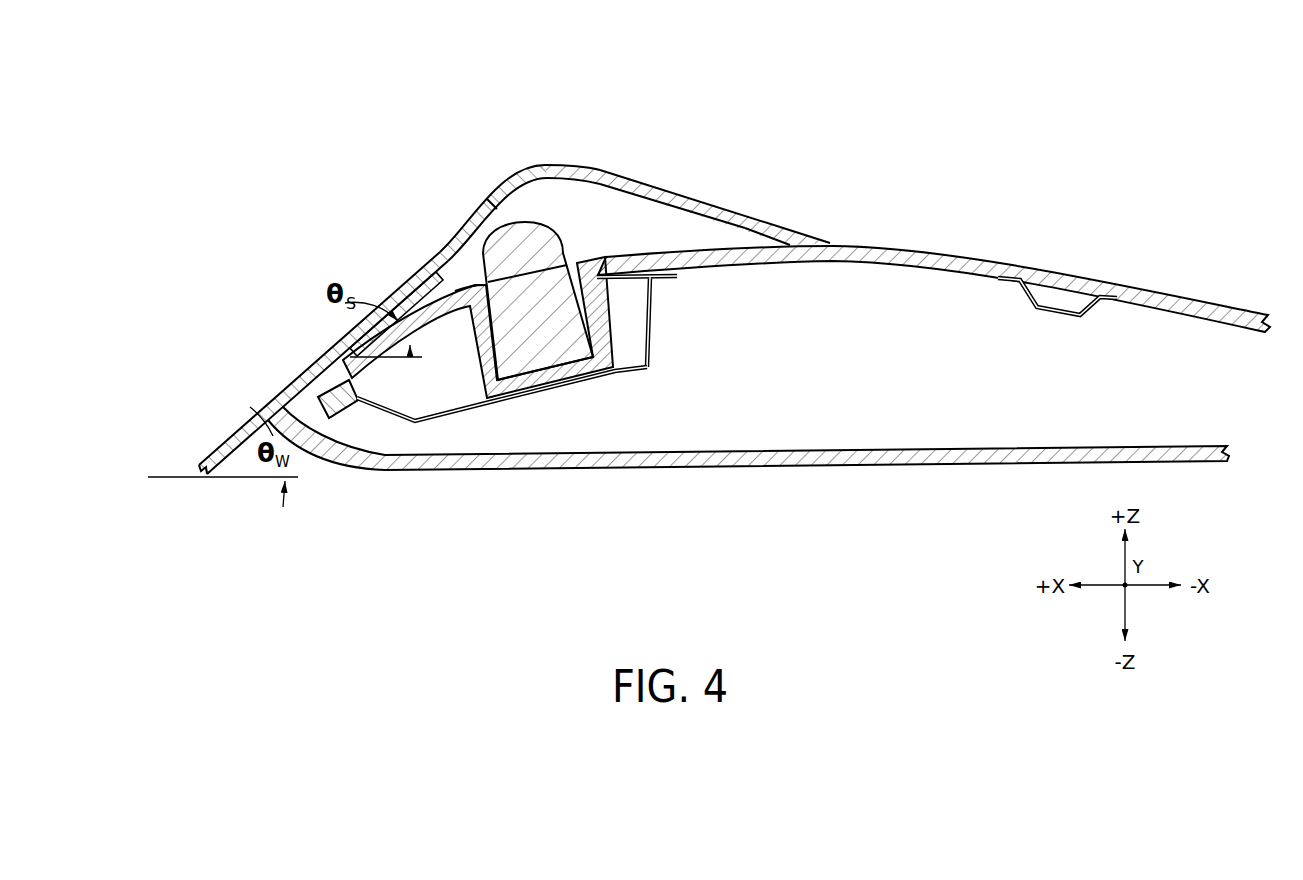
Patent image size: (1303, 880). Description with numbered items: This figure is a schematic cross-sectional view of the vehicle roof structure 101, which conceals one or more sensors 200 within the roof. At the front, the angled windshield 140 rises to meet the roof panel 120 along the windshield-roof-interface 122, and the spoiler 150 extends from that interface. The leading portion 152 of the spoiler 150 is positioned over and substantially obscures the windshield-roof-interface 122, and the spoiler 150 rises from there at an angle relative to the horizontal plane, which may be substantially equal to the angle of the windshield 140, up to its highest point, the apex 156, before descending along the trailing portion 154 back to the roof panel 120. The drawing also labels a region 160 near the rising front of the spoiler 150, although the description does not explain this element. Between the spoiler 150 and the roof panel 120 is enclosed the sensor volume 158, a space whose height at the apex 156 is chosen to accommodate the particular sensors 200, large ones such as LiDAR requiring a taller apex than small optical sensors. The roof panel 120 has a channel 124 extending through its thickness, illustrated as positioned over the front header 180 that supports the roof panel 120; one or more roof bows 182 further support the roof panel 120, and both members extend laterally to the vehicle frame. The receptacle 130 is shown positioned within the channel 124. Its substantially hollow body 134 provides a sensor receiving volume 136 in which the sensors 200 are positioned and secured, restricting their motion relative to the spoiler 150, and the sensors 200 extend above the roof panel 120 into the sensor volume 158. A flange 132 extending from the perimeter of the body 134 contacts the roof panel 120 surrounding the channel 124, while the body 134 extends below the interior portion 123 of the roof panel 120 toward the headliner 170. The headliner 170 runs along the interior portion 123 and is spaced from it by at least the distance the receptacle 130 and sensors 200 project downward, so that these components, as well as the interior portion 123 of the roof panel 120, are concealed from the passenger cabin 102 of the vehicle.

The vehicle roof structure 101 is at (660, 143).
The passenger cabin 102 is at (990, 490).
The roof panel 120 is at (1102, 260).
The windshield-roof-interface 122 is at (340, 370).
The interior portion 123 is at (953, 273).
The channel 124 is at (604, 286).
The receptacle 130 is at (498, 407).
The flange 132 is at (430, 290).
The body 134 is at (483, 373).
The sensor receiving volume 136 is at (474, 283).
The windshield 140 is at (195, 460).
The spoiler 150 is at (745, 143).
The leading portion 152 is at (300, 382).
The trailing portion 154 is at (808, 238).
The apex 156 is at (540, 164).
The sensor volume 158 is at (598, 178).
The nose portion 160 is at (397, 205).
The headliner 170 is at (610, 471).
The front header 180 is at (649, 369).
The roof bow 182 is at (1073, 320).
The sensor 200 is at (568, 236).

--------------------------------------------------

The task — Convert every line of the entries above into a Markdown table with the columns "Row" and "Entry line," numbering the rows in order and omitting blank lines. Leave the pictures out of the table.

Solution —
| Row | Entry line |
|---|---|
| 1 | Patent image size: (1303, 880). Description with numbered items: This figure is a schematic cross-sectional view of the vehicle roof structure 101, which conceals one or more sensors 200 within the roof. At the front, the angled windshield 140 rises to meet the roof panel 120 along the windshield-roof-interface 122, and the spoiler 150 extends from that interface. The leading portion 152 of the spoiler 150 is positioned over and substantially obscures the windshield-roof-interface 122, and the spoiler 150 rises from there at an angle relative to the horizontal plane, which may be substantially equal to the angle of the windshield 140, up to its highest point, the apex 156, before descending along the trailing portion 154 back to the roof panel 120. The drawing also labels a region 160 near the rising front of the spoiler 150, although the description does not explain this element. Between the spoiler 150 and the roof panel 120 is enclosed the sensor volume 158, a space whose height at the apex 156 is chosen to accommodate the particular sensors 200, large ones such as LiDAR requiring a taller apex than small optical sensors. The roof panel 120 has a channel 124 extending through its thickness, illustrated as positioned over the front header 180 that supports the roof panel 120; one or more roof bows 182 further support the roof panel 120, and both members extend laterally to the vehicle frame. The receptacle 130 is shown positioned within the channel 124. Its substantially hollow body 134 provides a sensor receiving volume 136 in which the sensors 200 are positioned and secured, restricting their motion relative to the spoiler 150, and the sensors 200 extend above the roof panel 120 into the sensor volume 158. A flange 132 extending from the perimeter of the body 134 contacts the roof panel 120 surrounding the channel 124, while the body 134 extends below the interior portion 123 of the roof panel 120 toward the headliner 170. The headliner 170 runs along the interior portion 123 and is spaced from it by at least the distance the receptacle 130 and sensors 200 project downward, so that these components, as well as the interior portion 123 of the roof panel 120, are concealed from the passenger cabin 102 of the vehicle. |
| 2 | The vehicle roof structure 101 is at (660, 143). |
| 3 | The passenger cabin 102 is at (990, 490). |
| 4 | The roof panel 120 is at (1102, 260). |
| 5 | The windshield-roof-interface 122 is at (340, 370). |
| 6 | The interior portion 123 is at (953, 273). |
| 7 | The channel 124 is at (604, 286). |
| 8 | The receptacle 130 is at (498, 407). |
| 9 | The flange 132 is at (430, 290). |
| 10 | The body 134 is at (483, 373). |
| 11 | The sensor receiving volume 136 is at (474, 283). |
| 12 | The windshield 140 is at (195, 460). |
| 13 | The spoiler 150 is at (745, 143). |
| 14 | The leading portion 152 is at (300, 382). |
| 15 | The trailing portion 154 is at (808, 238). |
| 16 | The apex 156 is at (540, 164). |
| 17 | The sensor volume 158 is at (598, 178). |
| 18 | The nose portion 160 is at (397, 205). |
| 19 | The headliner 170 is at (610, 471). |
| 20 | The front header 180 is at (649, 369). |
| 21 | The roof bow 182 is at (1073, 320). |
| 22 | The sensor 200 is at (568, 236). |